Show each line from the listing that includes the word "success".

══ EXERCISE DATA

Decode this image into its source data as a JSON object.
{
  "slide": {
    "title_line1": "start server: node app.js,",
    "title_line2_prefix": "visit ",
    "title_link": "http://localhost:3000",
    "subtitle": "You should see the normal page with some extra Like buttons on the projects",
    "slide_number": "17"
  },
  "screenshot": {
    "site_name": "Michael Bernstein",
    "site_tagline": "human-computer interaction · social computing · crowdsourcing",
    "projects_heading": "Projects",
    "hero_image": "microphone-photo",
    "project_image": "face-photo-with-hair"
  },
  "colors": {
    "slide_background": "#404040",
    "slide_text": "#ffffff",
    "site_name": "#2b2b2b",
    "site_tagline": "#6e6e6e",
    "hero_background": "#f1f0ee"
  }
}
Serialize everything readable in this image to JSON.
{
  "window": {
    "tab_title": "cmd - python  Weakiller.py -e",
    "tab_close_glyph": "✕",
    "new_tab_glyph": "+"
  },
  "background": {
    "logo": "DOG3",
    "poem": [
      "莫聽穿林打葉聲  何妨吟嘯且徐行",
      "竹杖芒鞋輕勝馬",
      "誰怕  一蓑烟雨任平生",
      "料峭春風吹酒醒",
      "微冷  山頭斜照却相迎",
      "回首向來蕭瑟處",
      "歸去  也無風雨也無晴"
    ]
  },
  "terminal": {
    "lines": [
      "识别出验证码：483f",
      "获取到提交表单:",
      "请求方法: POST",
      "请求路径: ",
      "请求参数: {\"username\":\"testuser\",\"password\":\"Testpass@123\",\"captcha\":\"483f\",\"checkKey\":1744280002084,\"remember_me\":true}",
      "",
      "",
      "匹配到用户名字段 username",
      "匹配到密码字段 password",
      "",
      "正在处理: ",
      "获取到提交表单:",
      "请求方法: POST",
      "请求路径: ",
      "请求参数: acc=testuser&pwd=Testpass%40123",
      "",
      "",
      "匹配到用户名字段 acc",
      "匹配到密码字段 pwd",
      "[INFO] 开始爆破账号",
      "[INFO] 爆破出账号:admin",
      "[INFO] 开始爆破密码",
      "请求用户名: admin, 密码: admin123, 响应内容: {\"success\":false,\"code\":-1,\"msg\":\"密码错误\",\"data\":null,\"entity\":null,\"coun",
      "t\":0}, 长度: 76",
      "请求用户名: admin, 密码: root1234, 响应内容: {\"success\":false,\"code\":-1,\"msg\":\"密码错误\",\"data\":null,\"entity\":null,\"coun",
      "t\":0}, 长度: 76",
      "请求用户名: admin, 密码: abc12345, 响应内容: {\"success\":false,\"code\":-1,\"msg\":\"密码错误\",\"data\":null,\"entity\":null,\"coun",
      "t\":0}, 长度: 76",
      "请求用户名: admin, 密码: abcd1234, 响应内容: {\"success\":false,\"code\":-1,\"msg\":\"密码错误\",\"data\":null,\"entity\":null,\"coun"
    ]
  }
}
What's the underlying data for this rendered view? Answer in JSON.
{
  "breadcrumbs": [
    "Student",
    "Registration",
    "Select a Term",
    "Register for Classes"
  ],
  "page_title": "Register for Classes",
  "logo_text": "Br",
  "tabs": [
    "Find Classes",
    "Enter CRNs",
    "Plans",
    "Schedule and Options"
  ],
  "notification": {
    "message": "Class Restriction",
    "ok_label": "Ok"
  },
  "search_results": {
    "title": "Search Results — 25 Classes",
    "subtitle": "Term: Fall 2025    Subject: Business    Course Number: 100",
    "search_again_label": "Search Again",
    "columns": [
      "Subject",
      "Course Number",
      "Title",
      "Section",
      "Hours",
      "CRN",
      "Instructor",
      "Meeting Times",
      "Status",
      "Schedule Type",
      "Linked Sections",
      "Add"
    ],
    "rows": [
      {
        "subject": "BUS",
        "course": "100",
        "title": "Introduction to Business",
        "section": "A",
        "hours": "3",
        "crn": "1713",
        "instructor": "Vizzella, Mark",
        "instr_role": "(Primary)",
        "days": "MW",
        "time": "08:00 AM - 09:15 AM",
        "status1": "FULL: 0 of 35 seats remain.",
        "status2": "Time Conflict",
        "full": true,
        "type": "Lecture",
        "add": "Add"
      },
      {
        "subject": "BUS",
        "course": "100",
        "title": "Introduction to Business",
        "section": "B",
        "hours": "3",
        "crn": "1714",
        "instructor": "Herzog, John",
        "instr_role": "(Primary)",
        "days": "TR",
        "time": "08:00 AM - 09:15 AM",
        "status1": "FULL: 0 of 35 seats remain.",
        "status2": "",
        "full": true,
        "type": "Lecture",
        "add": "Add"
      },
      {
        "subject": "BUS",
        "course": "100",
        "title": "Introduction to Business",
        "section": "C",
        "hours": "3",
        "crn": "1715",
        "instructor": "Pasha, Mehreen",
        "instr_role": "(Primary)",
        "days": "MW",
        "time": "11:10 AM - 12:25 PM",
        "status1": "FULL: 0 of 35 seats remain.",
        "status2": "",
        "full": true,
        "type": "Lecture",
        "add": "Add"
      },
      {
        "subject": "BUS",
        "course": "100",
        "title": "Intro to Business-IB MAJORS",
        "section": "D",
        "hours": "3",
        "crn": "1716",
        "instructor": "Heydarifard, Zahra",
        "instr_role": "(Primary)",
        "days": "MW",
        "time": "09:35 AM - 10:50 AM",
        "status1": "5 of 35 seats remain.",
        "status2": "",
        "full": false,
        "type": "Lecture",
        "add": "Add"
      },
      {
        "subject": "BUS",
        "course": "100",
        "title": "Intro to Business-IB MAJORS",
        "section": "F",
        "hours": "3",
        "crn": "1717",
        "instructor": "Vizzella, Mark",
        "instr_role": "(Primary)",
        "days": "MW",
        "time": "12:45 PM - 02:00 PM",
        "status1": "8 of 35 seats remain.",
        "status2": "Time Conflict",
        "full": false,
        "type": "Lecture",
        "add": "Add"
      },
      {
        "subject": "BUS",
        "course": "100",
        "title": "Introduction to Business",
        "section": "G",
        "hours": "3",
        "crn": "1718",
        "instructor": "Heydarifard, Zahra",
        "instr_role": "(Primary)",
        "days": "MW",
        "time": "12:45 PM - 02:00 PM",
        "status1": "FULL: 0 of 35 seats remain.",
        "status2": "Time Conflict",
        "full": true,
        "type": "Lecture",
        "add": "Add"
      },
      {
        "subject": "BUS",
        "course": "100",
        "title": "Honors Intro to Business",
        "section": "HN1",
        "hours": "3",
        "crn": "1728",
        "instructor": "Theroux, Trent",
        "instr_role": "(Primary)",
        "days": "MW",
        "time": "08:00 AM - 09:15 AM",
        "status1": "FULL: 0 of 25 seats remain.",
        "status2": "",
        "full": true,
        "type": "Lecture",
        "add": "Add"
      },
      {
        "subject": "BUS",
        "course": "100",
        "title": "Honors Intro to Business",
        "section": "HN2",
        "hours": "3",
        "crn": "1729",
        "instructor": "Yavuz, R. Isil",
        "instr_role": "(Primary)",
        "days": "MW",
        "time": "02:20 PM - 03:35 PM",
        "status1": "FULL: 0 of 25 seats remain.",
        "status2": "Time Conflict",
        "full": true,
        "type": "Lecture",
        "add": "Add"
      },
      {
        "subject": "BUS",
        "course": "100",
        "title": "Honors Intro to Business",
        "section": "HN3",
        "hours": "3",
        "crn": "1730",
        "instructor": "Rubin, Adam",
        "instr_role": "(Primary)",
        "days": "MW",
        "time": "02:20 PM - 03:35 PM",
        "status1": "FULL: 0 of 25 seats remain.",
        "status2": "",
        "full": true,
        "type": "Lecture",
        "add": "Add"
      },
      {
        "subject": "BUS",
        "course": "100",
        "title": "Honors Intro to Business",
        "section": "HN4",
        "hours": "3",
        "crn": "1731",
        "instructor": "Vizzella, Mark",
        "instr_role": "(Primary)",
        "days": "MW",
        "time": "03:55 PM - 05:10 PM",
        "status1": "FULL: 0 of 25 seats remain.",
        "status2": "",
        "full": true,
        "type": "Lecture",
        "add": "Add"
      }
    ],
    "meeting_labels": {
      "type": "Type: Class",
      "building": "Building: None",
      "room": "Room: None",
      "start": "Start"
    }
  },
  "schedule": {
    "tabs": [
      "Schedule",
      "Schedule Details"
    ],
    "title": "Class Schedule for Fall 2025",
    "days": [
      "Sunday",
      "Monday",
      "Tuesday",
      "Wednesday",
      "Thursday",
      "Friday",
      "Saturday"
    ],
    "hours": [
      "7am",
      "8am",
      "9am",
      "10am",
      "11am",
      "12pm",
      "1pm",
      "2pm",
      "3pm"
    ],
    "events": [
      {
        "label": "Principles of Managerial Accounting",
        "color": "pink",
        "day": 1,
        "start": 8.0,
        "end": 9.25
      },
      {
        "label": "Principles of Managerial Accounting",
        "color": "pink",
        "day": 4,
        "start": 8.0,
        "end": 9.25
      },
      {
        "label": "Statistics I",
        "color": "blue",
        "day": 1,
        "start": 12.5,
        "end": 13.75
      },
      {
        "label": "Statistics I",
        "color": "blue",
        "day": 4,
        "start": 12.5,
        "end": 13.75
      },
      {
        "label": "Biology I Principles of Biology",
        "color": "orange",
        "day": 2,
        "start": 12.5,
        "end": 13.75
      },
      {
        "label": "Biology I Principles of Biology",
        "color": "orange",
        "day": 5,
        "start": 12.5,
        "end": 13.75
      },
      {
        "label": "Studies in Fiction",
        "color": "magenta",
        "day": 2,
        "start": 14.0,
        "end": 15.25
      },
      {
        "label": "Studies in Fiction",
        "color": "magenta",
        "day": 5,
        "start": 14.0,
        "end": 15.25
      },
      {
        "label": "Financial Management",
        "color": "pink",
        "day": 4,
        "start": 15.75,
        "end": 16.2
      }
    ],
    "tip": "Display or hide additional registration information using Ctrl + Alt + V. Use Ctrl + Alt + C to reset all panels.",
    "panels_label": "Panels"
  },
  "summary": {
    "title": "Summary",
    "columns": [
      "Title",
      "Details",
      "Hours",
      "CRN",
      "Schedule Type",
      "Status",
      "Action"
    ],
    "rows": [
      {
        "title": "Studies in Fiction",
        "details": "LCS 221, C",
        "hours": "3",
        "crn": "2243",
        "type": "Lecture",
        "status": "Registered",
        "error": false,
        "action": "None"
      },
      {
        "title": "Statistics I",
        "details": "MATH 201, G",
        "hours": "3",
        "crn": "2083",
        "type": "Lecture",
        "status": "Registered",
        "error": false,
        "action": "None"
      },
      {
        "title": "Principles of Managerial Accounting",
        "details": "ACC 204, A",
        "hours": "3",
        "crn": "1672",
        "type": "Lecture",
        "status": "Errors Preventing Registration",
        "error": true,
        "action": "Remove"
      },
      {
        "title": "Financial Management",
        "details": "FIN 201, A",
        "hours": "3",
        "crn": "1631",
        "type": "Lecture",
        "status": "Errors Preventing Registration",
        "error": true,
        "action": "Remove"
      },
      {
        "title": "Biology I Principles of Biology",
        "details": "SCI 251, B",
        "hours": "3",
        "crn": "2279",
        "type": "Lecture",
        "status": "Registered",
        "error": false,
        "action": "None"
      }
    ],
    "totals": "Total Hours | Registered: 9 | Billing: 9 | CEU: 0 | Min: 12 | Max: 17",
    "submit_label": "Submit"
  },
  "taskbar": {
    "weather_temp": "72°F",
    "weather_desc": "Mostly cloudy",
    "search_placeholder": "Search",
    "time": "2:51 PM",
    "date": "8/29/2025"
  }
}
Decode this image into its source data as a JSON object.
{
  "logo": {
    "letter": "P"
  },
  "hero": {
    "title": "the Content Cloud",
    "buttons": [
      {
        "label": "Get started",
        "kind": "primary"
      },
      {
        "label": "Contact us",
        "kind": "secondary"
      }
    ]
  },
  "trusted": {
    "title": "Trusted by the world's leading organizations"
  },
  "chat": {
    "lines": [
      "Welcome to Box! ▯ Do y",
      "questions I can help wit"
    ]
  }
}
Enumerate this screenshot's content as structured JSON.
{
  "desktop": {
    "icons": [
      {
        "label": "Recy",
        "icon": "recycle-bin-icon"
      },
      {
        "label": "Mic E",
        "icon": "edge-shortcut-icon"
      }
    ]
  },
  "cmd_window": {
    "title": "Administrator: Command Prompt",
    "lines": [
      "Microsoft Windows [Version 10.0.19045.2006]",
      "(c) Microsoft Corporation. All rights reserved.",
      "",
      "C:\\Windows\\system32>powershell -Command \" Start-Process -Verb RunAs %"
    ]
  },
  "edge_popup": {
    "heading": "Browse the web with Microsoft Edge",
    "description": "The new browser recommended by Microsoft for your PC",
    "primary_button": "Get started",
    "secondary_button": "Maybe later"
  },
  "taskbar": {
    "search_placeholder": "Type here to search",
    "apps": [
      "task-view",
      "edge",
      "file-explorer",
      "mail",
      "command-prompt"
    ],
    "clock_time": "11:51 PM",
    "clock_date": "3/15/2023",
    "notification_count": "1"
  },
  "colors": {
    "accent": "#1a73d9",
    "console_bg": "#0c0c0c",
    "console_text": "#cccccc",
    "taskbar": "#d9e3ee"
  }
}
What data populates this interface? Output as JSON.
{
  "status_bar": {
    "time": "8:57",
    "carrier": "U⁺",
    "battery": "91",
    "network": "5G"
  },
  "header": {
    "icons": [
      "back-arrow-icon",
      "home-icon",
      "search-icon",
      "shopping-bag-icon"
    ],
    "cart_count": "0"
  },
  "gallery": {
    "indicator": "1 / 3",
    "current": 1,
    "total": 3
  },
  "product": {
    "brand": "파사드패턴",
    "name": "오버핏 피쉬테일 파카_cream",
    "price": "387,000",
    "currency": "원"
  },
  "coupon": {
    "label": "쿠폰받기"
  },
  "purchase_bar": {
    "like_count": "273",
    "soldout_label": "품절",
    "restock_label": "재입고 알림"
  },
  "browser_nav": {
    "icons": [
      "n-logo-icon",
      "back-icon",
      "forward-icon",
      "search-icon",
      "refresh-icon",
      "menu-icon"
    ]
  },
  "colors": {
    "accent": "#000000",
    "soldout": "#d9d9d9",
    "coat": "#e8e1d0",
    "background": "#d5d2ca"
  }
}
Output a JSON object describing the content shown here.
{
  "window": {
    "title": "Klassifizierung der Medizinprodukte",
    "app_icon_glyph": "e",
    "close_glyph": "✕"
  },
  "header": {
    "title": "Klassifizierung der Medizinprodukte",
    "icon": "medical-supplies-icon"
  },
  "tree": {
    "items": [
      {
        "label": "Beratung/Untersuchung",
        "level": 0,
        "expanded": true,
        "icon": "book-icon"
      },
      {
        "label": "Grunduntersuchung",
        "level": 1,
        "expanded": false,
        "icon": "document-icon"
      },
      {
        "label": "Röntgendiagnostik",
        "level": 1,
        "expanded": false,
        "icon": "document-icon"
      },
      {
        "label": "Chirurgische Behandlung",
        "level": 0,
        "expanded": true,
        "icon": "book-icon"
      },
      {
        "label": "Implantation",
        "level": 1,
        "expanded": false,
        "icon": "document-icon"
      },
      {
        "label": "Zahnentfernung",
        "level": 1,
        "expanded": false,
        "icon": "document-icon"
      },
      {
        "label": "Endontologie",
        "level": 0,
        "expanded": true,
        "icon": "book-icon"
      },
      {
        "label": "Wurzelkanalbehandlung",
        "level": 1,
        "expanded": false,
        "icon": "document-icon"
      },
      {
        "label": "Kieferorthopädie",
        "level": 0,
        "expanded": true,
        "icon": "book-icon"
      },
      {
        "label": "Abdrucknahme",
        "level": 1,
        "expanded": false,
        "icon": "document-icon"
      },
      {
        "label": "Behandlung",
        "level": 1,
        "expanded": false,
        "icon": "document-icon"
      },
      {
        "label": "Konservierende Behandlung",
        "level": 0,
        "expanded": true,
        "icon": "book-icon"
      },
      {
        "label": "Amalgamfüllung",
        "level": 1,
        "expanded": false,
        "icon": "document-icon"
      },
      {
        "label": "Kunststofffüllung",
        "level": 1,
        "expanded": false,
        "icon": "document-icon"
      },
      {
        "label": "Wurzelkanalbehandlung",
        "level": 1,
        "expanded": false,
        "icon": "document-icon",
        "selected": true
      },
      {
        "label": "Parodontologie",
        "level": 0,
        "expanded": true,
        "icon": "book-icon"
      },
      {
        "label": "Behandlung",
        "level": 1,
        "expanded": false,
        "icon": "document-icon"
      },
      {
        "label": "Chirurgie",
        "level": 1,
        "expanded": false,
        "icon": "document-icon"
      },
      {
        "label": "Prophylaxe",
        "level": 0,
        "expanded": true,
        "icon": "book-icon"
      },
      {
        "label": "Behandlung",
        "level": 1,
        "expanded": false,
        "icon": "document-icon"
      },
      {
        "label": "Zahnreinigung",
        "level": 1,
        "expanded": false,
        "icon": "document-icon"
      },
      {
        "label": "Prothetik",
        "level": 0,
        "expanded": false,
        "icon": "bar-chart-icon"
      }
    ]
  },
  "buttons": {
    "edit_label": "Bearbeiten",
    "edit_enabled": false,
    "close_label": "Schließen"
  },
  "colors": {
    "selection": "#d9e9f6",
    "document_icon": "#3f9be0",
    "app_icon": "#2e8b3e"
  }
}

════

EXERCISE RESPONSE.
      "请求用户名: admin, 密码: admin123, 响应内容: {\"success\":false,\"code\":-1,\"msg\":\"密码错误\",\"data\":null,\"entity\":null,\"coun",
      "请求用户名: admin, 密码: root1234, 响应内容: {\"success\":false,\"code\":-1,\"msg\":\"密码错误\",\"data\":null,\"entity\":null,\"coun",
      "请求用户名: admin, 密码: abc12345, 响应内容: {\"success\":false,\"code\":-1,\"msg\":\"密码错误\",\"data\":null,\"entity\":null,\"coun",
      "请求用户名: admin, 密码: abcd1234, 响应内容: {\"success\":false,\"code\":-1,\"msg\":\"密码错误\",\"data\":null,\"entity\":null,\"coun"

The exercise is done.